#### AVAILABLE RECORDS ####

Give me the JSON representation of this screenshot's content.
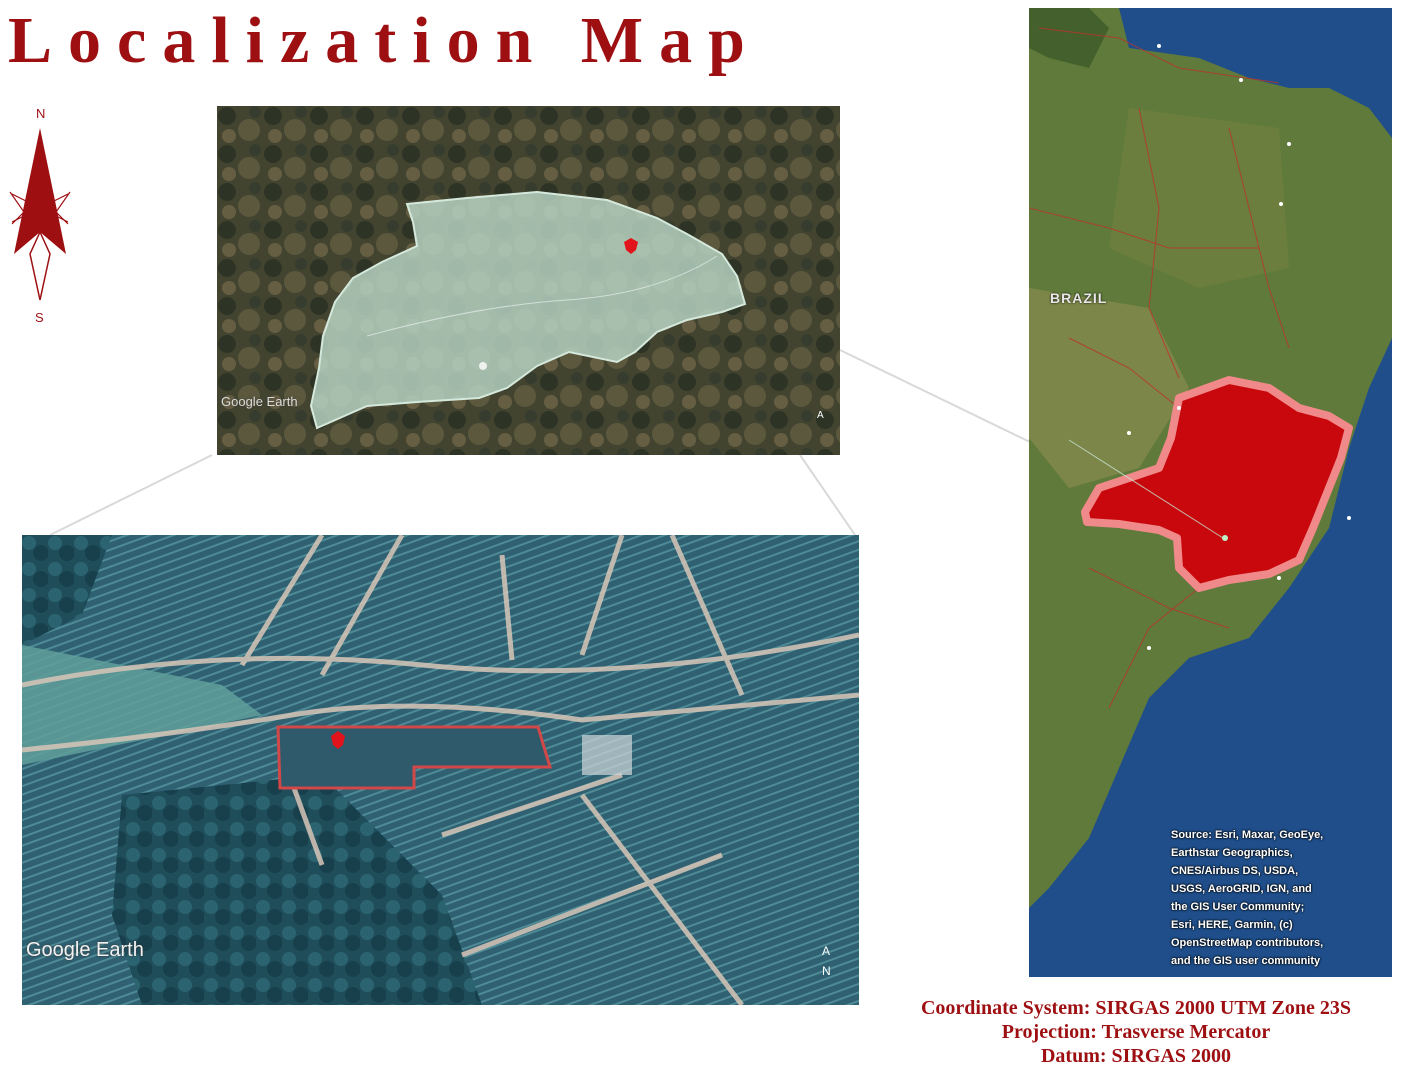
{
  "title": "Localization Map",
  "north_arrow": {
    "north_label": "N",
    "south_label": "S"
  },
  "region_view": {
    "watermark": "Google Earth"
  },
  "farm_view": {
    "watermark": "Google Earth"
  },
  "brazil_map": {
    "country_label": "BRAZIL",
    "source_lines": [
      "Source: Esri, Maxar, GeoEye,",
      "Earthstar Geographics,",
      "CNES/Airbus DS, USDA,",
      "USGS, AeroGRID, IGN, and",
      "the GIS User Community;",
      "Esri, HERE, Garmin, (c)",
      "OpenStreetMap contributors,",
      "and the GIS user community"
    ]
  },
  "coordinate_info": {
    "system": "Coordinate System: SIRGAS 2000 UTM Zone 23S",
    "projection": "Projection: Trasverse Mercator",
    "datum": "Datum: SIRGAS 2000"
  },
  "colors": {
    "accent": "#9e0f12",
    "state_fill": "#c8080c",
    "state_halo": "#f08a8a",
    "ocean": "#1f4e8a",
    "land": "#5f7a3a",
    "farm_fill": "#3f7a87",
    "region_overlay": "#b9d6c6"
  }
}
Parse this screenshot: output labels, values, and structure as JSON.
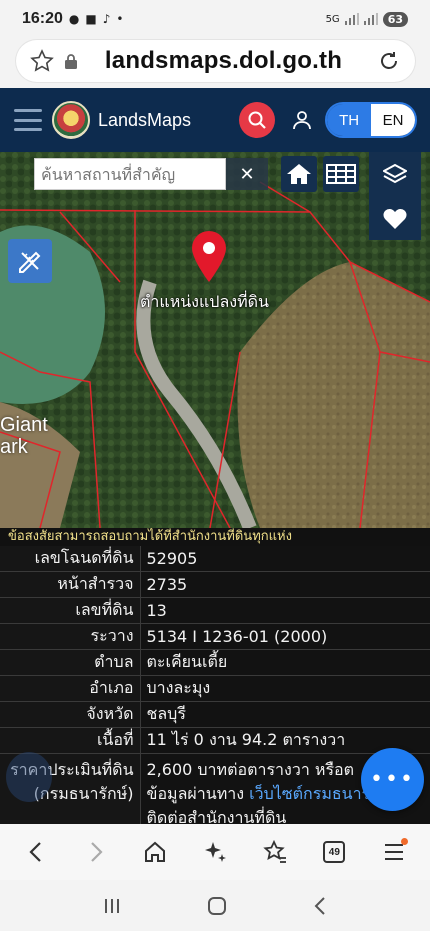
{
  "status_bar": {
    "time": "16:20",
    "network": "5G",
    "battery": "63"
  },
  "url_bar": {
    "url": "landsmaps.dol.go.th"
  },
  "header": {
    "brand": "LandsMaps",
    "lang_th": "TH",
    "lang_en": "EN",
    "accent_color": "#e63946",
    "bg_color": "#0d2b4e"
  },
  "map": {
    "search_placeholder": "ค้นหาสถานที่สำคัญ",
    "clear_label": "✕",
    "parcel_label": "ตำแหน่งแปลงที่ดิน",
    "park_label_line1": "Giant",
    "park_label_line2": "ark"
  },
  "info": {
    "notice": "ข้อสงสัยสามารถสอบถามได้ที่สำนักงานที่ดินทุกแห่ง",
    "rows": [
      {
        "label": "เลขโฉนดที่ดิน",
        "value": "52905"
      },
      {
        "label": "หน้าสำรวจ",
        "value": "2735"
      },
      {
        "label": "เลขที่ดิน",
        "value": "13"
      },
      {
        "label": "ระวาง",
        "value": "5134 I 1236-01 (2000)"
      },
      {
        "label": "ตำบล",
        "value": "ตะเคียนเตี้ย"
      },
      {
        "label": "อำเภอ",
        "value": "บางละมุง"
      },
      {
        "label": "จังหวัด",
        "value": "ชลบุรี"
      },
      {
        "label": "เนื้อที่",
        "value": "11 ไร่ 0 งาน 94.2 ตารางวา"
      }
    ],
    "price": {
      "label_line1": "ราคาประเมินที่ดิน",
      "label_line2": "(กรมธนารักษ์)",
      "line1": "2,600 บาทต่อตารางวา หรือต",
      "line2_prefix": "ข้อมูลผ่านทาง ",
      "line2_link": "เว็บไซต์กรมธนาร",
      "line2_suffix": "อ",
      "line3": "ติดต่อสำนักงานที่ดิน"
    },
    "fab_label": "•••"
  },
  "browser_bar": {
    "tab_count": "49"
  }
}
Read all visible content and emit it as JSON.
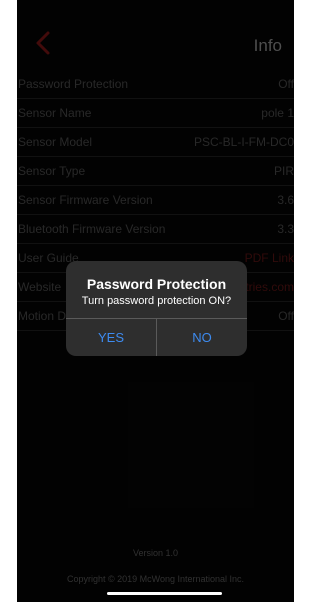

####

▶ THE REQUEST:
All preceding records should be duplicated verbatim, images excepted.

▶ RESPONSE TO THE EXERCISE:
Give me the JSON representation of this screenshot's content.
{
  "title": "Localization Map",
  "north_arrow": {
    "north_label": "N",
    "south_label": "S"
  },
  "region_view": {
    "watermark": "Google Earth"
  },
  "farm_view": {
    "watermark": "Google Earth"
  },
  "brazil_map": {
    "country_label": "BRAZIL",
    "source_lines": [
      "Source: Esri, Maxar, GeoEye,",
      "Earthstar Geographics,",
      "CNES/Airbus DS, USDA,",
      "USGS, AeroGRID, IGN, and",
      "the GIS User Community;",
      "Esri, HERE, Garmin, (c)",
      "OpenStreetMap contributors,",
      "and the GIS user community"
    ]
  },
  "coordinate_info": {
    "system": "Coordinate System: SIRGAS 2000 UTM Zone 23S",
    "projection": "Projection: Trasverse Mercator",
    "datum": "Datum: SIRGAS 2000"
  },
  "colors": {
    "accent": "#9e0f12",
    "state_fill": "#c8080c",
    "state_halo": "#f08a8a",
    "ocean": "#1f4e8a",
    "land": "#5f7a3a",
    "farm_fill": "#3f7a87",
    "region_overlay": "#b9d6c6"
  }
}
Parse this screenshot: output labels, values, and structure as JSON.
{
  "status_bar": {
    "time": "16:20",
    "network": "5G",
    "battery": "63"
  },
  "url_bar": {
    "url": "landsmaps.dol.go.th"
  },
  "header": {
    "brand": "LandsMaps",
    "lang_th": "TH",
    "lang_en": "EN",
    "accent_color": "#e63946",
    "bg_color": "#0d2b4e"
  },
  "map": {
    "search_placeholder": "ค้นหาสถานที่สำคัญ",
    "clear_label": "✕",
    "parcel_label": "ตำแหน่งแปลงที่ดิน",
    "park_label_line1": "Giant",
    "park_label_line2": "ark"
  },
  "info": {
    "notice": "ข้อสงสัยสามารถสอบถามได้ที่สำนักงานที่ดินทุกแห่ง",
    "rows": [
      {
        "label": "เลขโฉนดที่ดิน",
        "value": "52905"
      },
      {
        "label": "หน้าสำรวจ",
        "value": "2735"
      },
      {
        "label": "เลขที่ดิน",
        "value": "13"
      },
      {
        "label": "ระวาง",
        "value": "5134 I 1236-01 (2000)"
      },
      {
        "label": "ตำบล",
        "value": "ตะเคียนเตี้ย"
      },
      {
        "label": "อำเภอ",
        "value": "บางละมุง"
      },
      {
        "label": "จังหวัด",
        "value": "ชลบุรี"
      },
      {
        "label": "เนื้อที่",
        "value": "11 ไร่ 0 งาน 94.2 ตารางวา"
      }
    ],
    "price": {
      "label_line1": "ราคาประเมินที่ดิน",
      "label_line2": "(กรมธนารักษ์)",
      "line1": "2,600 บาทต่อตารางวา หรือต",
      "line2_prefix": "ข้อมูลผ่านทาง ",
      "line2_link": "เว็บไซต์กรมธนาร",
      "line2_suffix": "อ",
      "line3": "ติดต่อสำนักงานที่ดิน"
    },
    "fab_label": "•••"
  },
  "browser_bar": {
    "tab_count": "49"
  }
}
Read all visible content and emit it as JSON.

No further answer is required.